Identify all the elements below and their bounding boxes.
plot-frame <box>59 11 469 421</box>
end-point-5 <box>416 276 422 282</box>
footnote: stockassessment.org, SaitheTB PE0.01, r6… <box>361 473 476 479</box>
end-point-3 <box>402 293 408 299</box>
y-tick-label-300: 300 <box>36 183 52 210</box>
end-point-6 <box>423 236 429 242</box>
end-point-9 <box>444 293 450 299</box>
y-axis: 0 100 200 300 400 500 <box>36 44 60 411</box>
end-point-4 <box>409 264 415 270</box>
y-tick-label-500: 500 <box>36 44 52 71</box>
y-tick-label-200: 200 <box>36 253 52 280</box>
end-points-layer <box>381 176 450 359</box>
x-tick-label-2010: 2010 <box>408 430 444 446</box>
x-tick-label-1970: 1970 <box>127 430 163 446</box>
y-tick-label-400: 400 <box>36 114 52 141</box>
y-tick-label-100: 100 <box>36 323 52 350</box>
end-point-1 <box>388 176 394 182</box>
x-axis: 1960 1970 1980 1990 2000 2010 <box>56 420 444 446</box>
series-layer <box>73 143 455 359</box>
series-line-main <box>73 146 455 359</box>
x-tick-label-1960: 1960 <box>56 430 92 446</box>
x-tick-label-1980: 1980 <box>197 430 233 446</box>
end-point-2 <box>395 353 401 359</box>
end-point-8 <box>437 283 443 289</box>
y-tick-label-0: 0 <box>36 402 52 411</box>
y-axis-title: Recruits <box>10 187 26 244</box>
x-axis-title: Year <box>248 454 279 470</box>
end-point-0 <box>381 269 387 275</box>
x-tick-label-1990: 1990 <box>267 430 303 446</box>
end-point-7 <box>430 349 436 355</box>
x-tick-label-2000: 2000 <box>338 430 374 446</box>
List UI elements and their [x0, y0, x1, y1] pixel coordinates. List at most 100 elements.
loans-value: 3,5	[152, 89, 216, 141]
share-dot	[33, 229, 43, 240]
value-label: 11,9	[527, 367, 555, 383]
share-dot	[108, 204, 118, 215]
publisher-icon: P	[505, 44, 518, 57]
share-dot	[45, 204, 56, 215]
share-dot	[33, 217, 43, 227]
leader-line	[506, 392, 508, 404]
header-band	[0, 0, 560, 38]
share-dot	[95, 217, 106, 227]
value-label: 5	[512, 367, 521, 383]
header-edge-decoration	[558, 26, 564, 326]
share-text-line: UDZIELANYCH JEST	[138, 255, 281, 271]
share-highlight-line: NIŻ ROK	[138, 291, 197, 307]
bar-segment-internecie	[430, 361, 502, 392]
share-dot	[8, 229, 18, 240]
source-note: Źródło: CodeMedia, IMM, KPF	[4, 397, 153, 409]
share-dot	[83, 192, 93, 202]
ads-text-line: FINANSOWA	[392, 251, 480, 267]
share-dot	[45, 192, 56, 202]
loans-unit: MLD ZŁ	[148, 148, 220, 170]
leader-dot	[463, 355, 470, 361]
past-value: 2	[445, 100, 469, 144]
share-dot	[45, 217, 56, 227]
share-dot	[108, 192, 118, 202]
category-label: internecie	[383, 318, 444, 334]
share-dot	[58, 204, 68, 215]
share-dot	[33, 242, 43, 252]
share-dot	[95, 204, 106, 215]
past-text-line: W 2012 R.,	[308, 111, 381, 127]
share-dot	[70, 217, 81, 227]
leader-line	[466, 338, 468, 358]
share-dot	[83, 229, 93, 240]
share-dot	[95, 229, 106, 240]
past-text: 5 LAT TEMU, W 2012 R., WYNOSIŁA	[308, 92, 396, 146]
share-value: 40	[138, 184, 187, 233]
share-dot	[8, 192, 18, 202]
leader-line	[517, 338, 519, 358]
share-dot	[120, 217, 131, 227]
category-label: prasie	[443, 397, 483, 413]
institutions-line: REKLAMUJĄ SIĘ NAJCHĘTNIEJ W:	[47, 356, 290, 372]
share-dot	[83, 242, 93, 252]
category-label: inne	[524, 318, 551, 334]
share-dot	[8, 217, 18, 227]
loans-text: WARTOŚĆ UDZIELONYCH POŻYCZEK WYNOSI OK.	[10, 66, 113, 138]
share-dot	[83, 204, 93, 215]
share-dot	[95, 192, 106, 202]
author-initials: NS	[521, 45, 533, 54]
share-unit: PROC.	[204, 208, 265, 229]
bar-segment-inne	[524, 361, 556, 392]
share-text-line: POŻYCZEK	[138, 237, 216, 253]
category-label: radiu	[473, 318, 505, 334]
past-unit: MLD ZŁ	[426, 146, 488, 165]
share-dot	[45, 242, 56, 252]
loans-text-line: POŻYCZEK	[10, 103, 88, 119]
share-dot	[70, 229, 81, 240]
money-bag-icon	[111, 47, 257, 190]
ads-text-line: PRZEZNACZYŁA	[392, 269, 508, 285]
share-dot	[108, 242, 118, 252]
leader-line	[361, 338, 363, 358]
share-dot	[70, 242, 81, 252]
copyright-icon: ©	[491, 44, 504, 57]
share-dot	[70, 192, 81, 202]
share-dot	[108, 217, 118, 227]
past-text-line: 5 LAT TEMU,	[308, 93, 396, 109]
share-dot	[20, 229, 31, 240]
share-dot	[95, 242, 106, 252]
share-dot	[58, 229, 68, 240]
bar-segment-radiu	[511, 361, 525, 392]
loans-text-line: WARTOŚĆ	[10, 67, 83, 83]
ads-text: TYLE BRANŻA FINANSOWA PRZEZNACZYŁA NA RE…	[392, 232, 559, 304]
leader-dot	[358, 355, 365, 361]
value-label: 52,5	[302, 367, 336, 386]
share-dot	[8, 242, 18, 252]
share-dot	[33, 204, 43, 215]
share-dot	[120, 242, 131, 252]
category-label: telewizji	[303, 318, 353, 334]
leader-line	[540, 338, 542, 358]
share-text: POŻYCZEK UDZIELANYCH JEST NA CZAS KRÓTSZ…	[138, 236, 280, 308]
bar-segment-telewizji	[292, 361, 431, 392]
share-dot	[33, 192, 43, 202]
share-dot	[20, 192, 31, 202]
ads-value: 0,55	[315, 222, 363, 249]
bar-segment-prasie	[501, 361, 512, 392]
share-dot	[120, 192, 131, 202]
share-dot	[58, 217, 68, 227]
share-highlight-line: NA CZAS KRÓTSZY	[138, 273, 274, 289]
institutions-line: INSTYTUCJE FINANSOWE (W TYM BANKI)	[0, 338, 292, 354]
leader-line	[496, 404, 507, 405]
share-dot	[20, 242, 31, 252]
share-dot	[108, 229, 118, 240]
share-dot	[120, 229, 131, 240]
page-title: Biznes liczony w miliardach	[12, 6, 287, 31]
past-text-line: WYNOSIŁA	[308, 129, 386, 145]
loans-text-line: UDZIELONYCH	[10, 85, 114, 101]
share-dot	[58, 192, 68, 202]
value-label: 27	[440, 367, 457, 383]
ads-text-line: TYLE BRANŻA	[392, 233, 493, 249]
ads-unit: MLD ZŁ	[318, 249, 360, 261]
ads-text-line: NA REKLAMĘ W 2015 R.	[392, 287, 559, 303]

▶ [AIM OF THE TASK]
Copy the data word for word, starting at its first line and ending with the line that contains "end-point-4 <box>409 264 415 270</box>", including that line.

▶ [COMPLETED TASK]
Identify all the elements below and their bounding boxes.
plot-frame <box>59 11 469 421</box>
end-point-5 <box>416 276 422 282</box>
footnote: stockassessment.org, SaitheTB PE0.01, r6… <box>361 473 476 479</box>
end-point-3 <box>402 293 408 299</box>
y-tick-label-300: 300 <box>36 183 52 210</box>
end-point-6 <box>423 236 429 242</box>
end-point-9 <box>444 293 450 299</box>
y-axis: 0 100 200 300 400 500 <box>36 44 60 411</box>
end-point-4 <box>409 264 415 270</box>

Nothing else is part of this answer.